↓↓↓

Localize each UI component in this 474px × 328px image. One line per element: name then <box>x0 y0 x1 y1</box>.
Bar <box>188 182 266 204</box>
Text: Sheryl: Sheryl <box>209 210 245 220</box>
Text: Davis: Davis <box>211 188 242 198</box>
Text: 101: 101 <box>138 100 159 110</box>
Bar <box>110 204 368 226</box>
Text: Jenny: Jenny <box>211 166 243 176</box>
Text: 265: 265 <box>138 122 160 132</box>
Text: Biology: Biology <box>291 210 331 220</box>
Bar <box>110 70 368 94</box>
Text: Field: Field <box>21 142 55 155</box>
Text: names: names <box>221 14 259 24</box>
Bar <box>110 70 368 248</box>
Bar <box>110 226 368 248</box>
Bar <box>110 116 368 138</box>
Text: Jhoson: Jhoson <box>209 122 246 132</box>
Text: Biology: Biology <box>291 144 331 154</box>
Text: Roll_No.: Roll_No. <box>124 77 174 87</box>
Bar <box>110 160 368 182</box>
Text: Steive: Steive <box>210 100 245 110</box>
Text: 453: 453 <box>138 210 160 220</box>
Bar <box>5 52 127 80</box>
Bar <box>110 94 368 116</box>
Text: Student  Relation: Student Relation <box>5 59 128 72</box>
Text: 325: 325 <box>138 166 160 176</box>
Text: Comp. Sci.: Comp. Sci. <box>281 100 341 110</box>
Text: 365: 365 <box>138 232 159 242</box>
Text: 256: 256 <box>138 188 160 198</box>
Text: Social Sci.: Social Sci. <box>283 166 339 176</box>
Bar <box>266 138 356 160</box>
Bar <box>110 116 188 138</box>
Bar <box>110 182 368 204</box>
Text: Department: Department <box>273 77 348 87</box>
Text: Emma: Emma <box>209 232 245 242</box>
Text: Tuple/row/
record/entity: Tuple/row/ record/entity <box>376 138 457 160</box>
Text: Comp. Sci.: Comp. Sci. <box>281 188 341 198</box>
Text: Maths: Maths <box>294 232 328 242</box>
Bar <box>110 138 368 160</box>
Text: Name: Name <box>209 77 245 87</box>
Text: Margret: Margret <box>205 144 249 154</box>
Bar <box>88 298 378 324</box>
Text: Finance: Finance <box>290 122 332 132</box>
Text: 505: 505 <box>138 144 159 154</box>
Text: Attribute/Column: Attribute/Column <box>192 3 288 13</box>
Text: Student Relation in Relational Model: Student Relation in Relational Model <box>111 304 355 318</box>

↑↑↑

WHAT THE TASK REQUIRES:
Extract each line above that contains the string "Relation", treating uppercase and lowercase as distinct.

RESULT:
Text: Student  Relation: Student Relation <box>5 59 128 72</box>
Text: Student Relation in Relational Model: Student Relation in Relational Model <box>111 304 355 318</box>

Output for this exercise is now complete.